Direction ->
Count the lines in the records below that contain the word "gold", and give only that number.

Data rows ->
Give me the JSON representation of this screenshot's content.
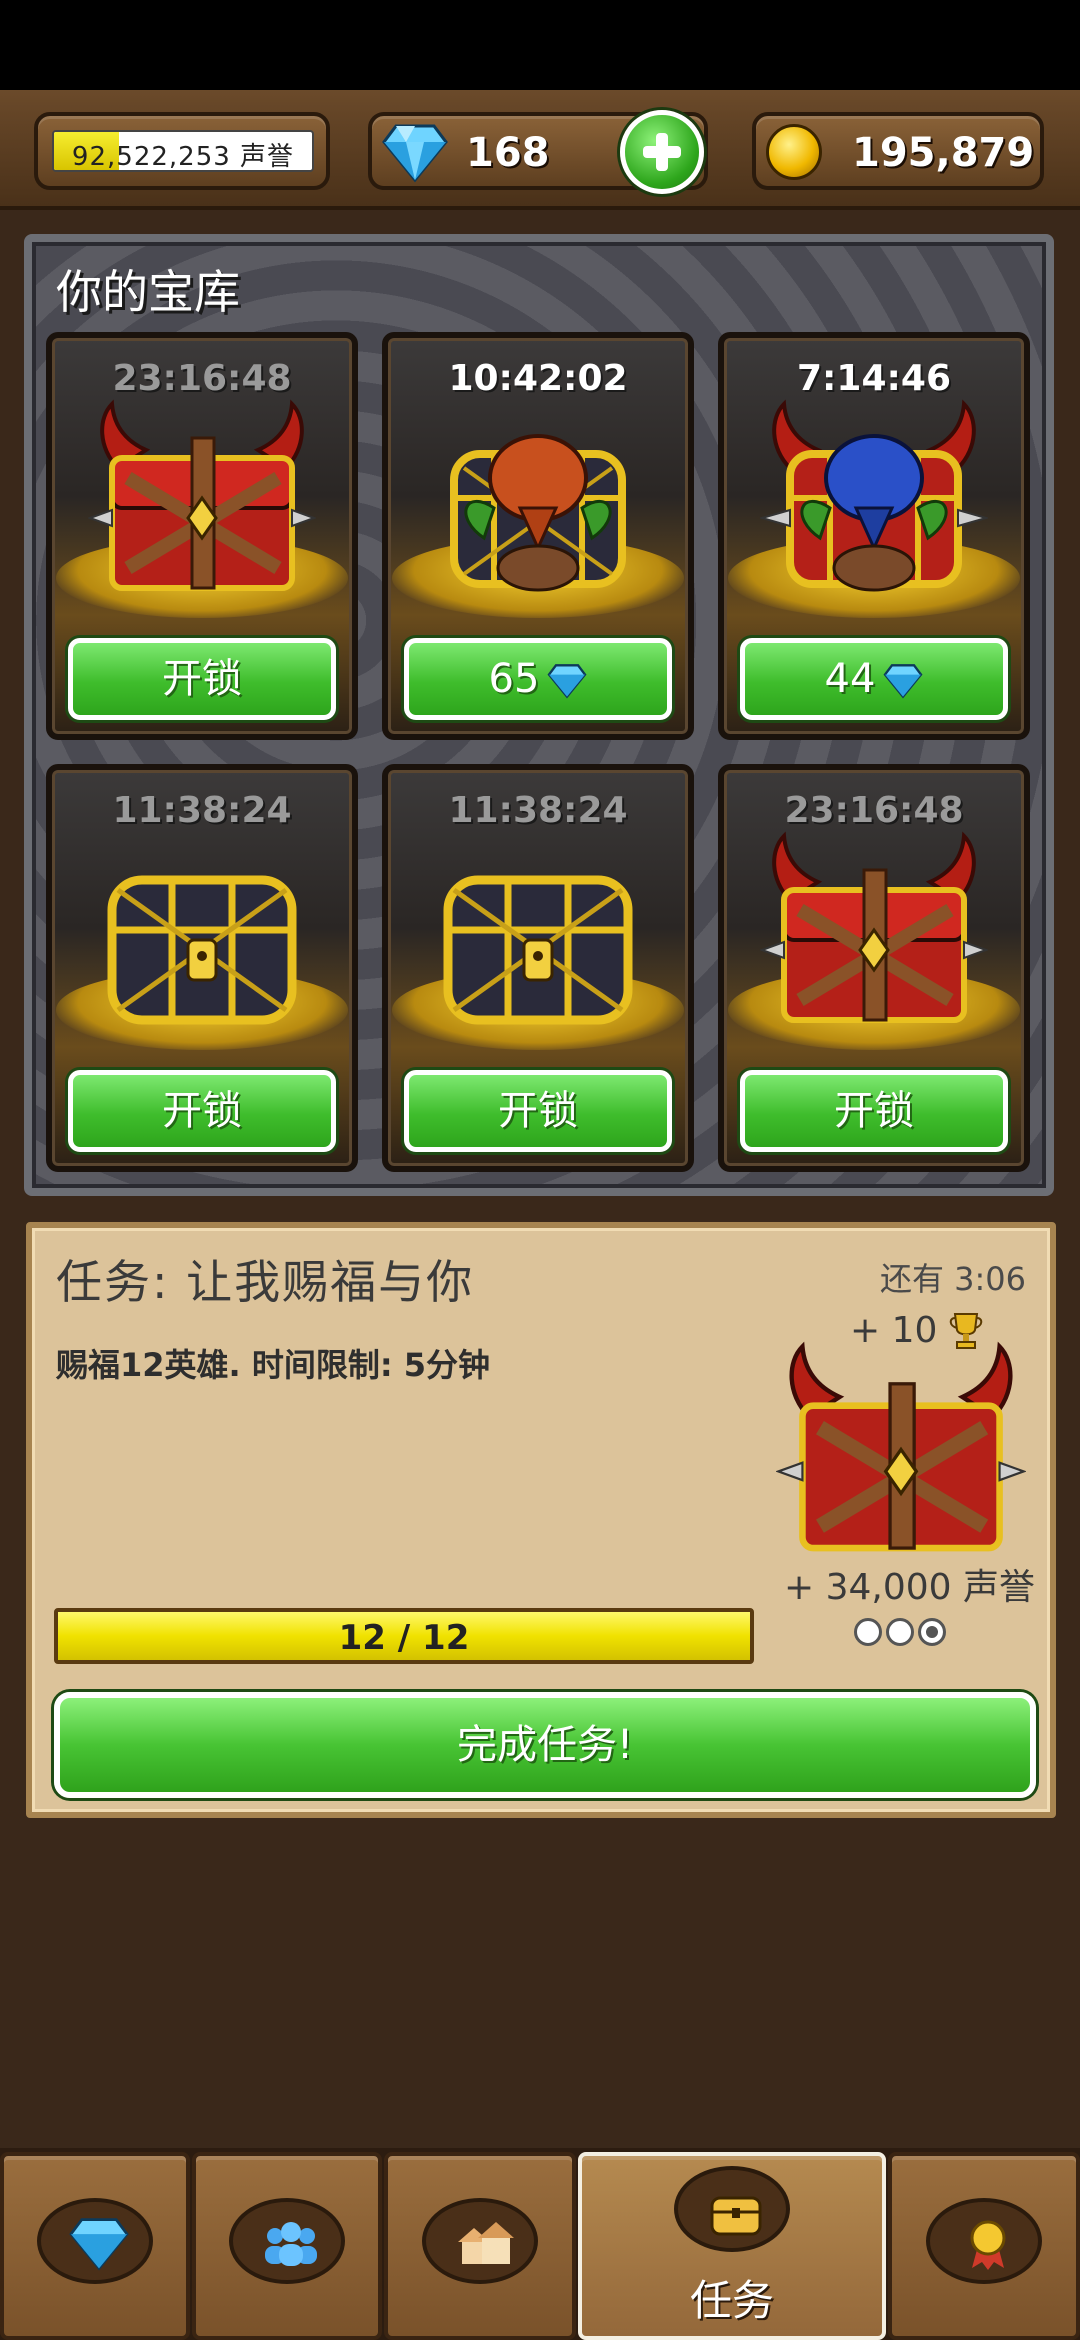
{
  "header": {
    "reputation_label": "92,522,253 声誉",
    "reputation_fill_fraction": 0.25,
    "gems": "168",
    "gold": "195,879"
  },
  "vault": {
    "title": "你的宝库",
    "cards": [
      {
        "timer": "23:16:48",
        "timer_style": "dim",
        "chest": "red-horned-chest",
        "button": "开锁",
        "gem_cost": false
      },
      {
        "timer": "10:42:02",
        "timer_style": "bright",
        "chest": "gold-cage-chest-red-hood",
        "button": "65",
        "gem_cost": true
      },
      {
        "timer": "7:14:46",
        "timer_style": "bright",
        "chest": "horned-cage-chest-blue-hood",
        "button": "44",
        "gem_cost": true
      },
      {
        "timer": "11:38:24",
        "timer_style": "dim",
        "chest": "gold-lattice-chest",
        "button": "开锁",
        "gem_cost": false
      },
      {
        "timer": "11:38:24",
        "timer_style": "dim",
        "chest": "gold-lattice-chest",
        "button": "开锁",
        "gem_cost": false
      },
      {
        "timer": "23:16:48",
        "timer_style": "dim",
        "chest": "red-horned-chest",
        "button": "开锁",
        "gem_cost": false
      }
    ]
  },
  "quest": {
    "title": "任务: 让我赐福与你",
    "time_left": "还有 3:06",
    "description": "赐福12英雄. 时间限制: 5分钟",
    "trophy_reward": "+ 10",
    "reputation_reward": "+ 34,000 声誉",
    "progress_text": "12 / 12",
    "progress_fraction": 1.0,
    "stars_filled": 1,
    "stars_total": 3,
    "complete_button": "完成任务!"
  },
  "bottom_nav": {
    "tabs": [
      {
        "icon": "gem-icon",
        "label": ""
      },
      {
        "icon": "heroes-icon",
        "label": ""
      },
      {
        "icon": "village-icon",
        "label": ""
      },
      {
        "icon": "chest-icon",
        "label": "任务",
        "active": true
      },
      {
        "icon": "medal-icon",
        "label": ""
      }
    ]
  },
  "colors": {
    "button_green": "#3fbd2c",
    "progress_yellow": "#f0e200",
    "wood_brown": "#7a522a"
  }
}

Response below ->
4